Figure collection entries:
★ ★ ★ ★ ★

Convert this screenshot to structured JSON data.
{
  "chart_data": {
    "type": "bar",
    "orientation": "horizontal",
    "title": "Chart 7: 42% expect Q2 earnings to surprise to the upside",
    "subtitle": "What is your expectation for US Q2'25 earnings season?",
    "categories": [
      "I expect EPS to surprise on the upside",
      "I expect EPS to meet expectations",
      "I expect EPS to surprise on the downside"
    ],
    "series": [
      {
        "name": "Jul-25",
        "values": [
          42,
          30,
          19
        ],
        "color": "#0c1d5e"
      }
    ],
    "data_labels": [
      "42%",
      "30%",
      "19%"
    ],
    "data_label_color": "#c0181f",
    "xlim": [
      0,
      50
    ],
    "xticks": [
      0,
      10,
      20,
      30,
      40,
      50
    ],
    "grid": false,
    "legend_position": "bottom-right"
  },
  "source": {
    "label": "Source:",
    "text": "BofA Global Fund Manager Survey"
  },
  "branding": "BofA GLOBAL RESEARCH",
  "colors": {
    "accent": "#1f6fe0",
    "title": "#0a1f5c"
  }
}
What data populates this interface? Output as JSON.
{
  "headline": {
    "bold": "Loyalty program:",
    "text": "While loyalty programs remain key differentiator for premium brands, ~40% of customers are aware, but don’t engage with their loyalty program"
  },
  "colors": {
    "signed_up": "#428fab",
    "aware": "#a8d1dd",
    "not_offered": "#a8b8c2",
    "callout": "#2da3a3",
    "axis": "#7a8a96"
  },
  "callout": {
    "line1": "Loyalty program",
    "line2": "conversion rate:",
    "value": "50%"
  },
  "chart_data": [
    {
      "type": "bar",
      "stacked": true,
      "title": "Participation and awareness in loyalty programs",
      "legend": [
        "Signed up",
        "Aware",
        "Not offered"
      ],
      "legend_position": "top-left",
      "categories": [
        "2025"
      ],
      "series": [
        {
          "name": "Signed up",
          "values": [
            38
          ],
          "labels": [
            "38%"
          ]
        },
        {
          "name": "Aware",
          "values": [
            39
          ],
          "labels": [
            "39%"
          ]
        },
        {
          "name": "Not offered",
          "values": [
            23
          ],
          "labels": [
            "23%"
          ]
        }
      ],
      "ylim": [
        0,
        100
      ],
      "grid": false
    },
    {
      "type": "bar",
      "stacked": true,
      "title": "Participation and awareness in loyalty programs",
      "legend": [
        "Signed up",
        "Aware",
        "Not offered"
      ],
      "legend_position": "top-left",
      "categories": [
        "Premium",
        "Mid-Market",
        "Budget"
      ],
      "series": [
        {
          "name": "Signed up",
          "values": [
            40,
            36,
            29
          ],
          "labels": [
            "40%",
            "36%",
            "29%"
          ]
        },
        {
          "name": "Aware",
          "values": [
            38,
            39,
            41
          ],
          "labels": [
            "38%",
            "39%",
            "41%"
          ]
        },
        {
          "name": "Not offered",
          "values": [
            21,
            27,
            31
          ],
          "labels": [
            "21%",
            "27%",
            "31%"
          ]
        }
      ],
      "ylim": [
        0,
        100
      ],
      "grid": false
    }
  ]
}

★ ★ ★ ★ ★

DO THIS> Only lines with "earnings" are wanted here; list each of them.

COMPLETE ANSWER>
    "title": "Chart 7: 42% expect Q2 earnings to surprise to the upside",
    "subtitle": "What is your expectation for US Q2'25 earnings season?",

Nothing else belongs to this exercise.